» **Given request**
Restate the complete material exactly.

--- Source records ---

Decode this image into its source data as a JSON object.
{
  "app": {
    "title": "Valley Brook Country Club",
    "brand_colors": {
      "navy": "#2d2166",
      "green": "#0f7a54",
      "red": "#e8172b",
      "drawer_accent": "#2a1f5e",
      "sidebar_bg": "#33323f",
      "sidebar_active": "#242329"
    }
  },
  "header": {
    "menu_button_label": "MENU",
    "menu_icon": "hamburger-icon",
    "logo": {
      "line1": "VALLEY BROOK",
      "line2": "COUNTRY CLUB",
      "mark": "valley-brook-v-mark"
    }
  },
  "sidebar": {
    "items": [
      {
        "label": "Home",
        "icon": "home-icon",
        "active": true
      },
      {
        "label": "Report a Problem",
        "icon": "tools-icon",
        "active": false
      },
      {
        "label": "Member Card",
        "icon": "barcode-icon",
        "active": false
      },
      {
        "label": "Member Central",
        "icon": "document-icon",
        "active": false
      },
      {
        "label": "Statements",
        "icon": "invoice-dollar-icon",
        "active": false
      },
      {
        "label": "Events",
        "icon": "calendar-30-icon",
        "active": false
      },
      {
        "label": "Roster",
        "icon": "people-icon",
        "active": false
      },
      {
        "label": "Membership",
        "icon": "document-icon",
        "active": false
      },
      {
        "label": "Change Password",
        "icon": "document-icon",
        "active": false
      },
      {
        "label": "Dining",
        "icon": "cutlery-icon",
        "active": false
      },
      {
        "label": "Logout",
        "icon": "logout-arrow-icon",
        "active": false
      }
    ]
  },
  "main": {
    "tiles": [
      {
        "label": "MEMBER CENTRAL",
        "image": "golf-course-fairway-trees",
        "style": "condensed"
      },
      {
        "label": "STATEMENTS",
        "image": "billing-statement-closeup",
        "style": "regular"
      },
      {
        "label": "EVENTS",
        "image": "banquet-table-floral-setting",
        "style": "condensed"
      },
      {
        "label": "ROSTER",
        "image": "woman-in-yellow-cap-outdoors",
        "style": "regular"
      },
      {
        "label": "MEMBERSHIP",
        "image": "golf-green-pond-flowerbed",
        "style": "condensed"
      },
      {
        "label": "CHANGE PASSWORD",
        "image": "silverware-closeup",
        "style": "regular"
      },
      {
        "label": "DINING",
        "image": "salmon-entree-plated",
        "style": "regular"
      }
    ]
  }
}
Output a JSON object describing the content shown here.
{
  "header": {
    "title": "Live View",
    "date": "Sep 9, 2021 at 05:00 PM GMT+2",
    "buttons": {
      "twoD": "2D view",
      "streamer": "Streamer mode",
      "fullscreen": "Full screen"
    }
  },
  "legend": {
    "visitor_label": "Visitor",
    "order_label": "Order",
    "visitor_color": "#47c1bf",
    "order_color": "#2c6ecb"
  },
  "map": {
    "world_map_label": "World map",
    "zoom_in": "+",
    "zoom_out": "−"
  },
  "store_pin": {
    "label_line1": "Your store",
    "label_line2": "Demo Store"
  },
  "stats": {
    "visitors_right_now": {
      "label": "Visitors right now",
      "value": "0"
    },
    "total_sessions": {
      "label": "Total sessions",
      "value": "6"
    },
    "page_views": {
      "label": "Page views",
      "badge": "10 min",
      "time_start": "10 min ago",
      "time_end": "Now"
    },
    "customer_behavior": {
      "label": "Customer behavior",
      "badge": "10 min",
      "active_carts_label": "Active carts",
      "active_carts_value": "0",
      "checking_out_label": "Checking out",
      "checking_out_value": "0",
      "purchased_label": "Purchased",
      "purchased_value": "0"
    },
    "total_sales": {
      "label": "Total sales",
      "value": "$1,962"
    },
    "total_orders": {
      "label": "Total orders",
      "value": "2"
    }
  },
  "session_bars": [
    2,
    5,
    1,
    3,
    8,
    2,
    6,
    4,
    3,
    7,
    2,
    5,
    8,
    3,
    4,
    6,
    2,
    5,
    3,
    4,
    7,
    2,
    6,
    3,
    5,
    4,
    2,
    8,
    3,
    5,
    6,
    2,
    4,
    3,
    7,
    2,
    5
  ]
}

---

» **Result**
Decode this image into its source data as a JSON object.
{
  "app": {
    "title": "Valley Brook Country Club",
    "brand_colors": {
      "navy": "#2d2166",
      "green": "#0f7a54",
      "red": "#e8172b",
      "drawer_accent": "#2a1f5e",
      "sidebar_bg": "#33323f",
      "sidebar_active": "#242329"
    }
  },
  "header": {
    "menu_button_label": "MENU",
    "menu_icon": "hamburger-icon",
    "logo": {
      "line1": "VALLEY BROOK",
      "line2": "COUNTRY CLUB",
      "mark": "valley-brook-v-mark"
    }
  },
  "sidebar": {
    "items": [
      {
        "label": "Home",
        "icon": "home-icon",
        "active": true
      },
      {
        "label": "Report a Problem",
        "icon": "tools-icon",
        "active": false
      },
      {
        "label": "Member Card",
        "icon": "barcode-icon",
        "active": false
      },
      {
        "label": "Member Central",
        "icon": "document-icon",
        "active": false
      },
      {
        "label": "Statements",
        "icon": "invoice-dollar-icon",
        "active": false
      },
      {
        "label": "Events",
        "icon": "calendar-30-icon",
        "active": false
      },
      {
        "label": "Roster",
        "icon": "people-icon",
        "active": false
      },
      {
        "label": "Membership",
        "icon": "document-icon",
        "active": false
      },
      {
        "label": "Change Password",
        "icon": "document-icon",
        "active": false
      },
      {
        "label": "Dining",
        "icon": "cutlery-icon",
        "active": false
      },
      {
        "label": "Logout",
        "icon": "logout-arrow-icon",
        "active": false
      }
    ]
  },
  "main": {
    "tiles": [
      {
        "label": "MEMBER CENTRAL",
        "image": "golf-course-fairway-trees",
        "style": "condensed"
      },
      {
        "label": "STATEMENTS",
        "image": "billing-statement-closeup",
        "style": "regular"
      },
      {
        "label": "EVENTS",
        "image": "banquet-table-floral-setting",
        "style": "condensed"
      },
      {
        "label": "ROSTER",
        "image": "woman-in-yellow-cap-outdoors",
        "style": "regular"
      },
      {
        "label": "MEMBERSHIP",
        "image": "golf-green-pond-flowerbed",
        "style": "condensed"
      },
      {
        "label": "CHANGE PASSWORD",
        "image": "silverware-closeup",
        "style": "regular"
      },
      {
        "label": "DINING",
        "image": "salmon-entree-plated",
        "style": "regular"
      }
    ]
  }
}
Output a JSON object describing the content shown here.
{
  "header": {
    "title": "Live View",
    "date": "Sep 9, 2021 at 05:00 PM GMT+2",
    "buttons": {
      "twoD": "2D view",
      "streamer": "Streamer mode",
      "fullscreen": "Full screen"
    }
  },
  "legend": {
    "visitor_label": "Visitor",
    "order_label": "Order",
    "visitor_color": "#47c1bf",
    "order_color": "#2c6ecb"
  },
  "map": {
    "world_map_label": "World map",
    "zoom_in": "+",
    "zoom_out": "−"
  },
  "store_pin": {
    "label_line1": "Your store",
    "label_line2": "Demo Store"
  },
  "stats": {
    "visitors_right_now": {
      "label": "Visitors right now",
      "value": "0"
    },
    "total_sessions": {
      "label": "Total sessions",
      "value": "6"
    },
    "page_views": {
      "label": "Page views",
      "badge": "10 min",
      "time_start": "10 min ago",
      "time_end": "Now"
    },
    "customer_behavior": {
      "label": "Customer behavior",
      "badge": "10 min",
      "active_carts_label": "Active carts",
      "active_carts_value": "0",
      "checking_out_label": "Checking out",
      "checking_out_value": "0",
      "purchased_label": "Purchased",
      "purchased_value": "0"
    },
    "total_sales": {
      "label": "Total sales",
      "value": "$1,962"
    },
    "total_orders": {
      "label": "Total orders",
      "value": "2"
    }
  },
  "session_bars": [
    2,
    5,
    1,
    3,
    8,
    2,
    6,
    4,
    3,
    7,
    2,
    5,
    8,
    3,
    4,
    6,
    2,
    5,
    3,
    4,
    7,
    2,
    6,
    3,
    5,
    4,
    2,
    8,
    3,
    5,
    6,
    2,
    4,
    3,
    7,
    2,
    5
  ]
}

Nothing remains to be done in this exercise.